WRITTEN INSTRUCTION: Look through the lines and report how many include the word "SWELL設定", giving nothing but the number.

DATA ENTRIES:
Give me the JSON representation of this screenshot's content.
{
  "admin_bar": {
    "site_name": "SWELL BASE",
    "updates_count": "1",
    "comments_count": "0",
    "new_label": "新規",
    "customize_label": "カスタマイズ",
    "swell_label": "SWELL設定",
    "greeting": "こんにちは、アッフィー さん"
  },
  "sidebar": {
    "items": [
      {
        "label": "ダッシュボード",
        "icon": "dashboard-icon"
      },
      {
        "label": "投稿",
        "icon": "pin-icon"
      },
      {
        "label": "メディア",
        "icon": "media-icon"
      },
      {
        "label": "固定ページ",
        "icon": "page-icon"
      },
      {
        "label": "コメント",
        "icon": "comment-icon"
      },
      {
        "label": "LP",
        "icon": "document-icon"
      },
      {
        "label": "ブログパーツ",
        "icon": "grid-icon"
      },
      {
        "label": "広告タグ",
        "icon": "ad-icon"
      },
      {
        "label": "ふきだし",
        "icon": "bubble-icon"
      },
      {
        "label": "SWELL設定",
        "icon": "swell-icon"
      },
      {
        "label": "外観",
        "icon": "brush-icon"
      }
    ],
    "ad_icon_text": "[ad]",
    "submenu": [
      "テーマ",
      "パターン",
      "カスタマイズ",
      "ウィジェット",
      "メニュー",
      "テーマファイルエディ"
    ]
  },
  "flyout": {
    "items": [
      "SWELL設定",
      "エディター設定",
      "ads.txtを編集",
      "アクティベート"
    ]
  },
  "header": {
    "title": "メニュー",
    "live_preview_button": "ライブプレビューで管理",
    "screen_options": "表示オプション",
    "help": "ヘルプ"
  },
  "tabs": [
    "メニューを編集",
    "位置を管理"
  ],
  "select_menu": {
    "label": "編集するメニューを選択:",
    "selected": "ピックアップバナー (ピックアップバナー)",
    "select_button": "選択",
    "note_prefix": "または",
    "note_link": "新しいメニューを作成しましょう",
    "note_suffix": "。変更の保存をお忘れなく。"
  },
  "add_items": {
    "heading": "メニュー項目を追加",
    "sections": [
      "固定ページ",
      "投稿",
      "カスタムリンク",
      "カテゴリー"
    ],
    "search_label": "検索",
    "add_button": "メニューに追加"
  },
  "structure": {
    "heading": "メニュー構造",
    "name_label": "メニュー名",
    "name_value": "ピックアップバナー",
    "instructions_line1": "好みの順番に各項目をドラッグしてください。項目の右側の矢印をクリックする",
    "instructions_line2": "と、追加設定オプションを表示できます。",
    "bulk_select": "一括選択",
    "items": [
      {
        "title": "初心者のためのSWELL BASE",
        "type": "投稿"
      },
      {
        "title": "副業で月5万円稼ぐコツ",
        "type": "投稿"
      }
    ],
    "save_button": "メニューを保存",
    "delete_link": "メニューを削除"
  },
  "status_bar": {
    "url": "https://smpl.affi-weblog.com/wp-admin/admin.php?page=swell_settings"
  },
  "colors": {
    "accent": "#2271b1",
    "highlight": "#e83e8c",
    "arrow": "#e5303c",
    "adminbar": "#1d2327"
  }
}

COMPLETED TASK: 3